# Task description
Each time a line of the listing holds "Frequency", copy that line.

# Records for the exercise
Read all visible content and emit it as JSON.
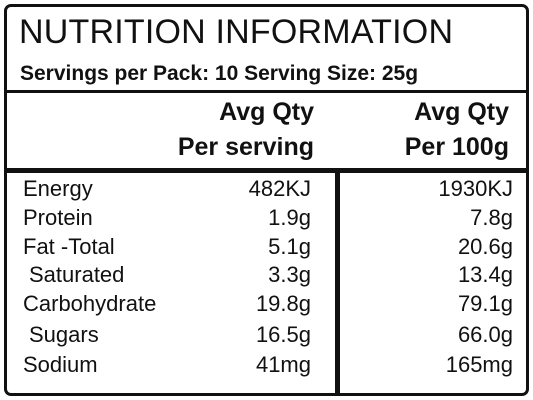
{
  "panel": {
    "title": "NUTRITION INFORMATION",
    "servings_line": "Servings per Pack: 10  Serving Size: 25g"
  },
  "headers": {
    "per_serving": [
      "Avg Qty",
      "Per serving"
    ],
    "per_100g": [
      "Avg Qty",
      "Per 100g"
    ]
  },
  "rows": [
    {
      "name": "Energy",
      "per_serving": "482KJ",
      "per_100g": "1930KJ"
    },
    {
      "name": "Protein",
      "per_serving": "1.9g",
      "per_100g": "7.8g"
    },
    {
      "name": "Fat -Total",
      "per_serving": "5.1g",
      "per_100g": "20.6g"
    },
    {
      "name": "Saturated",
      "per_serving": "3.3g",
      "per_100g": "13.4g"
    },
    {
      "name": "Carbohydrate",
      "per_serving": "19.8g",
      "per_100g": "79.1g"
    },
    {
      "name": "Sugars",
      "per_serving": "16.5g",
      "per_100g": "66.0g"
    },
    {
      "name": "Sodium",
      "per_serving": "41mg",
      "per_100g": "165mg"
    }
  ]
}
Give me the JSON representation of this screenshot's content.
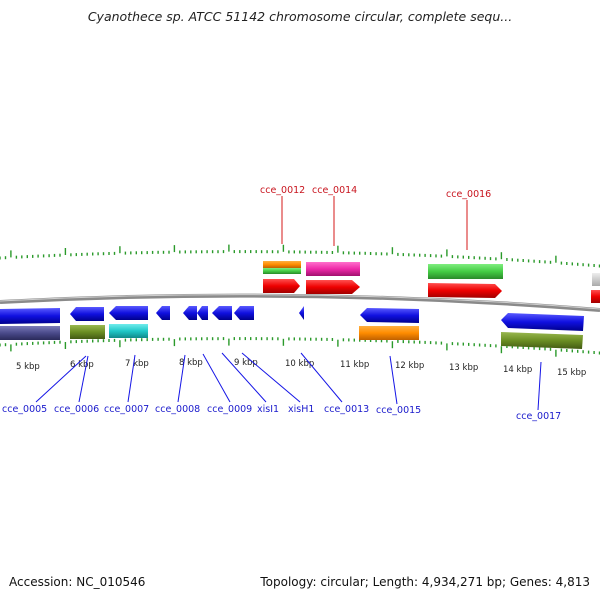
{
  "header": {
    "title": "Cyanothece sp. ATCC 51142 chromosome circular, complete sequ..."
  },
  "footer": {
    "accession": "Accession: NC_010546",
    "topology": "Topology: circular; Length: 4,934,271 bp; Genes: 4,813"
  },
  "scale_labels": [
    "5 kbp",
    "6 kbp",
    "7 kbp",
    "8 kbp",
    "9 kbp",
    "10 kbp",
    "11 kbp",
    "12 kbp",
    "13 kbp",
    "14 kbp",
    "15 kbp"
  ],
  "genes_lower": [
    {
      "name": "cce_0005",
      "color": "#1515e6"
    },
    {
      "name": "cce_0006",
      "color": "#1515e6"
    },
    {
      "name": "cce_0007",
      "color": "#1515e6"
    },
    {
      "name": "cce_0008",
      "color": "#1515e6"
    },
    {
      "name": "cce_0009",
      "color": "#1515e6"
    },
    {
      "name": "xisI1",
      "color": "#1515e6"
    },
    {
      "name": "xisH1",
      "color": "#1515e6"
    },
    {
      "name": "cce_0013",
      "color": "#1515e6"
    },
    {
      "name": "cce_0015",
      "color": "#1515e6"
    },
    {
      "name": "cce_0017",
      "color": "#1515e6"
    }
  ],
  "genes_upper": [
    {
      "name": "cce_0012",
      "color": "#d61a1a"
    },
    {
      "name": "cce_0014",
      "color": "#d61a1a"
    },
    {
      "name": "cce_0016",
      "color": "#d61a1a"
    }
  ],
  "colors": {
    "forward": "#ee0000",
    "reverse": "#1010e0",
    "orange": "#ff8c00",
    "green": "#44cc44",
    "magenta": "#ee2aa8",
    "olive": "#6b8e23",
    "cyan": "#20c8c8",
    "navy": "#4a4a8a",
    "tick": "#2a9a2a",
    "backbone": "#8a8a8a"
  }
}
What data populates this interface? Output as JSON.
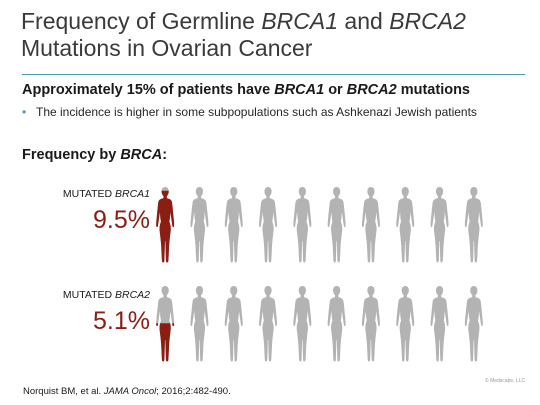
{
  "slide": {
    "title_pre": "Frequency of Germline ",
    "title_gene1": "BRCA1",
    "title_and": " and ",
    "title_gene2": "BRCA2",
    "title_line2": "Mutations in Ovarian Cancer",
    "subhead_pre": "Approximately 15% of patients have ",
    "subhead_gene1": "BRCA1",
    "subhead_or": " or ",
    "subhead_gene2": "BRCA2",
    "subhead_post": " mutations",
    "bullet": "The incidence is higher in some subpopulations such as Ashkenazi Jewish patients",
    "freq_pre": "Frequency by ",
    "freq_gene": "BRCA",
    "freq_post": ":"
  },
  "rows": [
    {
      "label_pre": "MUTATED ",
      "label_gene": "BRCA1",
      "percent_text": "9.5%",
      "fraction_filled": 0.95,
      "figure_count": 10
    },
    {
      "label_pre": "MUTATED ",
      "label_gene": "BRCA2",
      "percent_text": "5.1%",
      "fraction_filled": 0.51,
      "figure_count": 10
    }
  ],
  "colors": {
    "filled": "#8b1e12",
    "empty": "#b3b3b3",
    "accent": "#4a9aa8"
  },
  "citation": {
    "authors": "Norquist BM, et al. ",
    "journal": "JAMA Oncol",
    "details": "; 2016;2:482-490."
  },
  "watermark": "© Medscape, LLC"
}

# Result of the task
    "title_pre": "Frequency of Germline ",
    "freq_pre": "Frequency by ",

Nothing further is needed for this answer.